*Directive:*
Lines containing the word "arrow" are the ones to copy from the records below.

Recorded data
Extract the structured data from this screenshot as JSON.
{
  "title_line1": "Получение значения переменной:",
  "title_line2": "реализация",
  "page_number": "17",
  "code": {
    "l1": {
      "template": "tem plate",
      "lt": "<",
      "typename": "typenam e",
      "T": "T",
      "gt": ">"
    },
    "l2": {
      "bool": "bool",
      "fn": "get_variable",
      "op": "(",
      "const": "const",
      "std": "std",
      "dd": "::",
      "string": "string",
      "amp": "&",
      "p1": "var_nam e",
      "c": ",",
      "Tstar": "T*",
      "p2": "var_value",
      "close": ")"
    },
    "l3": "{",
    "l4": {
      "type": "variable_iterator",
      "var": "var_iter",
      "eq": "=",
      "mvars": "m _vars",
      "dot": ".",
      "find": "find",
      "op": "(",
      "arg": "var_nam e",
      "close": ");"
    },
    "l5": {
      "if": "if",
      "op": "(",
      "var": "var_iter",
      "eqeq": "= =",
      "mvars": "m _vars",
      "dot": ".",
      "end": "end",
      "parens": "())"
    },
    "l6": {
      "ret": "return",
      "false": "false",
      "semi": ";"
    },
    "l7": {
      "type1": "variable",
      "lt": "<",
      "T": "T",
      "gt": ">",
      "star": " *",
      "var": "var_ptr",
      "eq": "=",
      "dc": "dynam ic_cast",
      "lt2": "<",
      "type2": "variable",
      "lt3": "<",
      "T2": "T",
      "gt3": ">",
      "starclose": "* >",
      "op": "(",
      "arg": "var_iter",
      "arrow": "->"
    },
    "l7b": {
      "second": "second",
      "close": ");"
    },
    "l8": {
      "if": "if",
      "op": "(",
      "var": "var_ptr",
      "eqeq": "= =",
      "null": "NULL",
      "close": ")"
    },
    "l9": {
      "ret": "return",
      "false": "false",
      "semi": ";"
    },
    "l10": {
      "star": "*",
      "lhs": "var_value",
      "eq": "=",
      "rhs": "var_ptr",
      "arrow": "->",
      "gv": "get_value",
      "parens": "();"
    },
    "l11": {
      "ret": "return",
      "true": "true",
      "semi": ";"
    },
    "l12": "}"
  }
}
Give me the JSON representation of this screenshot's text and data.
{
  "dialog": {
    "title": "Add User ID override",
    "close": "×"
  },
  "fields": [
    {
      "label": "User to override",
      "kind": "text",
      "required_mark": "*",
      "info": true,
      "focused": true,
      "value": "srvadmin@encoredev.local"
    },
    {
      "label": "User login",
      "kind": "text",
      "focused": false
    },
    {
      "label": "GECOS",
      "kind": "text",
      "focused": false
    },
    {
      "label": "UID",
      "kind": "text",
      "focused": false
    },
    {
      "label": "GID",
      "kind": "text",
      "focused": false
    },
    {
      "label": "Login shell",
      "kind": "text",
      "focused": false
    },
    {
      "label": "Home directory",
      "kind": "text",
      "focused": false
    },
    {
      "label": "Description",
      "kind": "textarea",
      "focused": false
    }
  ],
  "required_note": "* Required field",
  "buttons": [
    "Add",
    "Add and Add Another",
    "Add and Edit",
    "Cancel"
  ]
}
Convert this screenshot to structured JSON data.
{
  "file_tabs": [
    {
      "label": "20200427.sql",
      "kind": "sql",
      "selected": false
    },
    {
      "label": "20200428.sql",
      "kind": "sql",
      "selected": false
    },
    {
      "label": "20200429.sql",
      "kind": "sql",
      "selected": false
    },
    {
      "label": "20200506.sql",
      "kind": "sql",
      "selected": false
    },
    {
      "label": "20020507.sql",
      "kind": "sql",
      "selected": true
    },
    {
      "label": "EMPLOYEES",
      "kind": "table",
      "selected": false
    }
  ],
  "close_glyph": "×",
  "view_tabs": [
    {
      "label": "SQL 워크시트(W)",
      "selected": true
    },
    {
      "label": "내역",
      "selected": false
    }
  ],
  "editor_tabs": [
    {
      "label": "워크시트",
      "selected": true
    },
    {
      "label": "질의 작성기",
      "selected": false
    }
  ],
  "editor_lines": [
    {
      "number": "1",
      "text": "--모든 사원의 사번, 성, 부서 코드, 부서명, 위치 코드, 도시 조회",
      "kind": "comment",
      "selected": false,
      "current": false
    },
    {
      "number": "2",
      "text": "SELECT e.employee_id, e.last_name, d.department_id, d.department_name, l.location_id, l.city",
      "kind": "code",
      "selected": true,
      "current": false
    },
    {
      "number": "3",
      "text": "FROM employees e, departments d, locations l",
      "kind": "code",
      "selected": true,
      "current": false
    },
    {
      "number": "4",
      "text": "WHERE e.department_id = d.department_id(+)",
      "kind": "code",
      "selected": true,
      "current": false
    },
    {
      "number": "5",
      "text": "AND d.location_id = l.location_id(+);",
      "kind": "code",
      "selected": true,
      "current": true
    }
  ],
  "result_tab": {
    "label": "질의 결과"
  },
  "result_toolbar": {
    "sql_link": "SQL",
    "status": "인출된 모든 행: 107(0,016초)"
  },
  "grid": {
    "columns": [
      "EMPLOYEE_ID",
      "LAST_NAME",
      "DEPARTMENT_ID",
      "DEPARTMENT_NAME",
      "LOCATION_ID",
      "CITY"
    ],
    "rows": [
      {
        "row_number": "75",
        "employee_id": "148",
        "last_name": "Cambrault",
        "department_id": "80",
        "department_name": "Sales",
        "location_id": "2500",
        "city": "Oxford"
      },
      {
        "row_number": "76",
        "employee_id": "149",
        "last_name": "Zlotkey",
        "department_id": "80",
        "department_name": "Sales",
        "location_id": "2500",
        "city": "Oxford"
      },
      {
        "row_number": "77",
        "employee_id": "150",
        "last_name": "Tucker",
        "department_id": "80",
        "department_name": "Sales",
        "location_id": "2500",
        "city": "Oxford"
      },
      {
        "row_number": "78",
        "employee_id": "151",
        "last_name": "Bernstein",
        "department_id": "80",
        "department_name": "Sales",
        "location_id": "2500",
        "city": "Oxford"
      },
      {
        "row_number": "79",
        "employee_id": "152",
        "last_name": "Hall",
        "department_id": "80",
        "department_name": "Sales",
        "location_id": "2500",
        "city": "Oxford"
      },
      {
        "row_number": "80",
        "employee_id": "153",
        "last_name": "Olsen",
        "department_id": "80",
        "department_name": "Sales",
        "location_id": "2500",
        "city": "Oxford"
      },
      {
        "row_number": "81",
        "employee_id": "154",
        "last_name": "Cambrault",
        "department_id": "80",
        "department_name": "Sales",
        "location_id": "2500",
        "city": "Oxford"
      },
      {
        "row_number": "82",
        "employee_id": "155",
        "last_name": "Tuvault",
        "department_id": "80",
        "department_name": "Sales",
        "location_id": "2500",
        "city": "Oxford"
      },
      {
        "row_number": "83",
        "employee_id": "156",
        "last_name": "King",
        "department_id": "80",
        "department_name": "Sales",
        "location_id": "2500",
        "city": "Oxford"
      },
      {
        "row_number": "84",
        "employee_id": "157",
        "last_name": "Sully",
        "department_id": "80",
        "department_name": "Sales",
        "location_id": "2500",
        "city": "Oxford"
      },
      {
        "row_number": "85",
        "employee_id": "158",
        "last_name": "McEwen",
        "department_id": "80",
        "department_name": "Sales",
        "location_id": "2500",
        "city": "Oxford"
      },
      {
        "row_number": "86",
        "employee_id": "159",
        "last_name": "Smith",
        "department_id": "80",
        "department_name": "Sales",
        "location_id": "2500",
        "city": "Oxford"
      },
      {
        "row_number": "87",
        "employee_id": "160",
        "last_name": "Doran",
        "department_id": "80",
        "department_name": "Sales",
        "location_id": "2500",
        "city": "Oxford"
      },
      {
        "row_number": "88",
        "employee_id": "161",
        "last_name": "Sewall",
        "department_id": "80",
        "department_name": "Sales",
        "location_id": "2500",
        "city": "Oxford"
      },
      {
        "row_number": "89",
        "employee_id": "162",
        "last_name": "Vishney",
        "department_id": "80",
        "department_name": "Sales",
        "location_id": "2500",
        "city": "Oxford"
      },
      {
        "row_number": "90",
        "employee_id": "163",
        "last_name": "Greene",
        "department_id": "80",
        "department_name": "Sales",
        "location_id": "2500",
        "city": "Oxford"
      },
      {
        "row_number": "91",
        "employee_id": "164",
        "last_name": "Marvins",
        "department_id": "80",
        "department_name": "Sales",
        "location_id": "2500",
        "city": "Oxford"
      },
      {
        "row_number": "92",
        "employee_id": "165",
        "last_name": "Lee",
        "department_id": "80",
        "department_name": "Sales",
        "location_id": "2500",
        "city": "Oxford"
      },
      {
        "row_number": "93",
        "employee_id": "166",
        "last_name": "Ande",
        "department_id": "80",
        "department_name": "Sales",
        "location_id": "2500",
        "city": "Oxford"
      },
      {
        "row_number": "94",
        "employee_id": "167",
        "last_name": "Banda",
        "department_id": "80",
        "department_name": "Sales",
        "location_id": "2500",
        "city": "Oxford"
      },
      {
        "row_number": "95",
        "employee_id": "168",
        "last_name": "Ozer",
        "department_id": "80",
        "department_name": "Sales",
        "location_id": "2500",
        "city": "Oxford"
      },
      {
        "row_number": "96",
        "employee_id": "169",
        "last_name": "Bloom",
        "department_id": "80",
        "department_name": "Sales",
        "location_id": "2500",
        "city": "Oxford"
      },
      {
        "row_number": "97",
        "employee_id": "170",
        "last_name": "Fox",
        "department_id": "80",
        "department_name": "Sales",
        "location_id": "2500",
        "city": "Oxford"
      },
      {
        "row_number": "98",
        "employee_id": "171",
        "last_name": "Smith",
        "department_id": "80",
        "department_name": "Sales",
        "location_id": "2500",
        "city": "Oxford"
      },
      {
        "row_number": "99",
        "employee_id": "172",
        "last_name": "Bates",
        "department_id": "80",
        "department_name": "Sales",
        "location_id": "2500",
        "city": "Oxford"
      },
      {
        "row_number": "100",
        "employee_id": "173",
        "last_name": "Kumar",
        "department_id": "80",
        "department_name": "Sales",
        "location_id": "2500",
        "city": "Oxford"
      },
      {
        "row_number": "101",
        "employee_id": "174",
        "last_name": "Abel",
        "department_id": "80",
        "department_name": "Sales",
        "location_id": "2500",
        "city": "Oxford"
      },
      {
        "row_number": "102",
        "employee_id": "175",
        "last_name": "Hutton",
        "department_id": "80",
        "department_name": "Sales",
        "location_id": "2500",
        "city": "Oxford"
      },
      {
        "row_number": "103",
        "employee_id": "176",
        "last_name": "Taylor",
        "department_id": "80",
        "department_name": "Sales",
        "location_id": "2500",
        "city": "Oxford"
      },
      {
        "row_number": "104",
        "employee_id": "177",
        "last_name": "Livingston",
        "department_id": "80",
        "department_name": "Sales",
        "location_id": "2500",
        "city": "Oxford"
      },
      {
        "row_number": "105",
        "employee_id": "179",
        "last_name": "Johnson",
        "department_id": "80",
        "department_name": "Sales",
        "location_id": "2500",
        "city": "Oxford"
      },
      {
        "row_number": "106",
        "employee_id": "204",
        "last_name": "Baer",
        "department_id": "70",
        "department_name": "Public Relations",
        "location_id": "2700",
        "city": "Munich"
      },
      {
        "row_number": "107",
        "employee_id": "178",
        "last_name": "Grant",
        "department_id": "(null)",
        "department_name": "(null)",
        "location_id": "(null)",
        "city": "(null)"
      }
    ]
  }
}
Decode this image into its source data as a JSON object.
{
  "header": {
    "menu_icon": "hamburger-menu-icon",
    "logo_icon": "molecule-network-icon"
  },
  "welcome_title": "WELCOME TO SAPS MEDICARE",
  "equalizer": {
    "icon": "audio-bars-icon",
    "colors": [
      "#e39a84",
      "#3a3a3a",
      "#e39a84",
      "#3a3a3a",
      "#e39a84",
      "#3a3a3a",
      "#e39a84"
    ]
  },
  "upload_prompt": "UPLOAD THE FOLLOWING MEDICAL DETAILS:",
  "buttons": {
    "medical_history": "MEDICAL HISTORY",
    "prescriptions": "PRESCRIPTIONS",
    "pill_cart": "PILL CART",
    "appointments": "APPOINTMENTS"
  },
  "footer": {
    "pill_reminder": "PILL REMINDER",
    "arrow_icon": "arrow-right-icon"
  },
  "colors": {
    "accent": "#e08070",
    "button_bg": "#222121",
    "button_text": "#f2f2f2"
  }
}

*Solution for this exercise:*
      "arrow": "->"
      "arrow": "->",
    "arrow_icon": "arrow-right-icon"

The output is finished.